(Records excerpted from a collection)
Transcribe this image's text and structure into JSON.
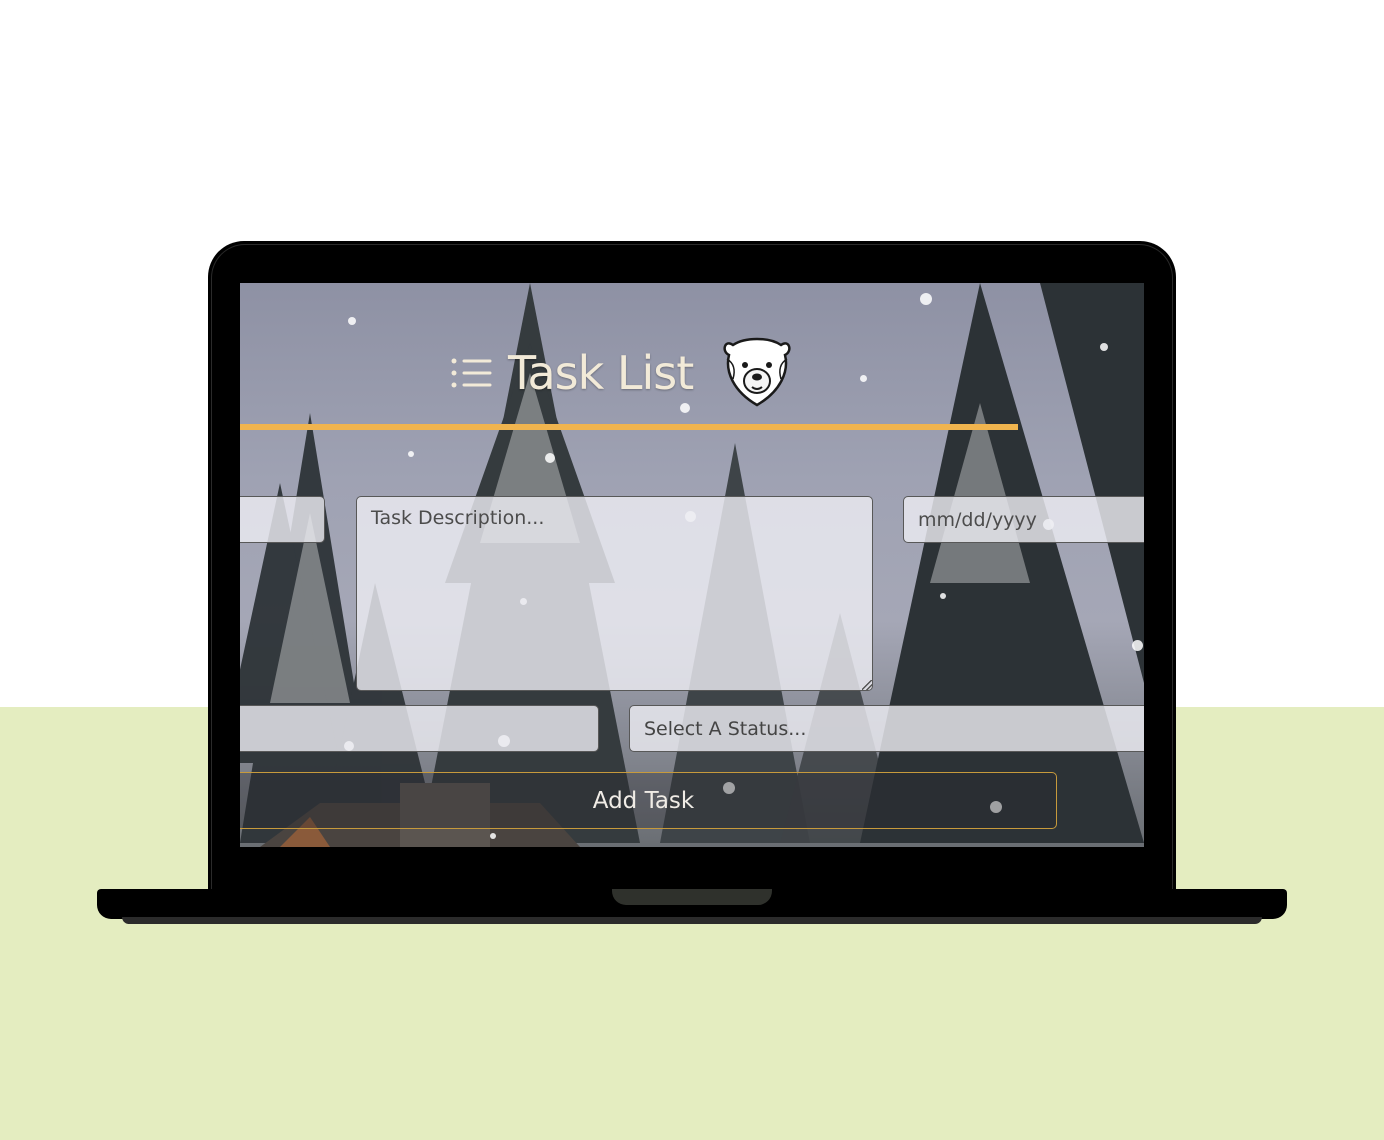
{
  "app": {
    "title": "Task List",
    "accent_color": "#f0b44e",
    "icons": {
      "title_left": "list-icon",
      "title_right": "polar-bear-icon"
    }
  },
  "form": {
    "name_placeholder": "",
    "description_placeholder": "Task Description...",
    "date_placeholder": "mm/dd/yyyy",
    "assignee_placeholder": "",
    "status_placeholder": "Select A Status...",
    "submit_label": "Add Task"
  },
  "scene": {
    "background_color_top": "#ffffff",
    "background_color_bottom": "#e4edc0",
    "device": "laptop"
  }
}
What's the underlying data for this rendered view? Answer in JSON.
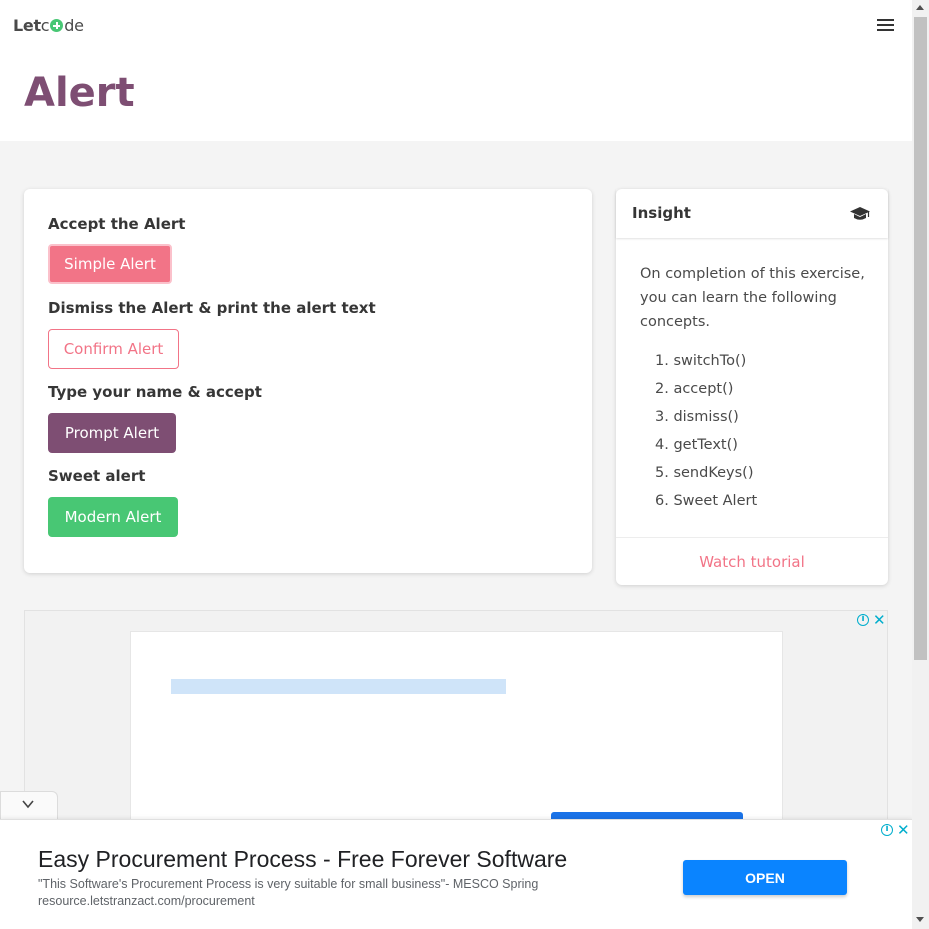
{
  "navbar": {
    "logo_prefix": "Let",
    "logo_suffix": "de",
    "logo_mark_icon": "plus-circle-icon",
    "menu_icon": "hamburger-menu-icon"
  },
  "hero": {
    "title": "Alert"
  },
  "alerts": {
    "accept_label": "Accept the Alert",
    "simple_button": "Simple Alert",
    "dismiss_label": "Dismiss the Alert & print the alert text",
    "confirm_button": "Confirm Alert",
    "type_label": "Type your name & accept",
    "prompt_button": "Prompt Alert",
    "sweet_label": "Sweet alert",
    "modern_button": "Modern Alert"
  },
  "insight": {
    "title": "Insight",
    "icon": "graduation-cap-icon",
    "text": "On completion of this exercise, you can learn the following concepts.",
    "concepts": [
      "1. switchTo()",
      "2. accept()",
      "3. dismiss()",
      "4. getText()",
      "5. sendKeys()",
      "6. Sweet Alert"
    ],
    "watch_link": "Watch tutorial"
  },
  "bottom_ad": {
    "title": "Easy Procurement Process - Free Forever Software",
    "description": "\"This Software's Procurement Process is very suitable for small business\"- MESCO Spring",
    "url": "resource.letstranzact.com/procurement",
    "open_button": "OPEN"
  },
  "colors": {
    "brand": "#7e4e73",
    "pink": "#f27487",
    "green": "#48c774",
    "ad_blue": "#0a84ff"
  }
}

### Aim of the exercise
Print the complete listing exactly, apart from any pictures.

### Solution for this problem
Transcribe this image's text and structure into JSON.
{
  "app": {
    "title": "Task List",
    "accent_color": "#f0b44e",
    "icons": {
      "title_left": "list-icon",
      "title_right": "polar-bear-icon"
    }
  },
  "form": {
    "name_placeholder": "",
    "description_placeholder": "Task Description...",
    "date_placeholder": "mm/dd/yyyy",
    "assignee_placeholder": "",
    "status_placeholder": "Select A Status...",
    "submit_label": "Add Task"
  },
  "scene": {
    "background_color_top": "#ffffff",
    "background_color_bottom": "#e4edc0",
    "device": "laptop"
  }
}
What's the underlying data for this rendered view? Answer in JSON.
{
  "navbar": {
    "logo_prefix": "Let",
    "logo_suffix": "de",
    "logo_mark_icon": "plus-circle-icon",
    "menu_icon": "hamburger-menu-icon"
  },
  "hero": {
    "title": "Alert"
  },
  "alerts": {
    "accept_label": "Accept the Alert",
    "simple_button": "Simple Alert",
    "dismiss_label": "Dismiss the Alert & print the alert text",
    "confirm_button": "Confirm Alert",
    "type_label": "Type your name & accept",
    "prompt_button": "Prompt Alert",
    "sweet_label": "Sweet alert",
    "modern_button": "Modern Alert"
  },
  "insight": {
    "title": "Insight",
    "icon": "graduation-cap-icon",
    "text": "On completion of this exercise, you can learn the following concepts.",
    "concepts": [
      "1. switchTo()",
      "2. accept()",
      "3. dismiss()",
      "4. getText()",
      "5. sendKeys()",
      "6. Sweet Alert"
    ],
    "watch_link": "Watch tutorial"
  },
  "bottom_ad": {
    "title": "Easy Procurement Process - Free Forever Software",
    "description": "\"This Software's Procurement Process is very suitable for small business\"- MESCO Spring",
    "url": "resource.letstranzact.com/procurement",
    "open_button": "OPEN"
  },
  "colors": {
    "brand": "#7e4e73",
    "pink": "#f27487",
    "green": "#48c774",
    "ad_blue": "#0a84ff"
  }
}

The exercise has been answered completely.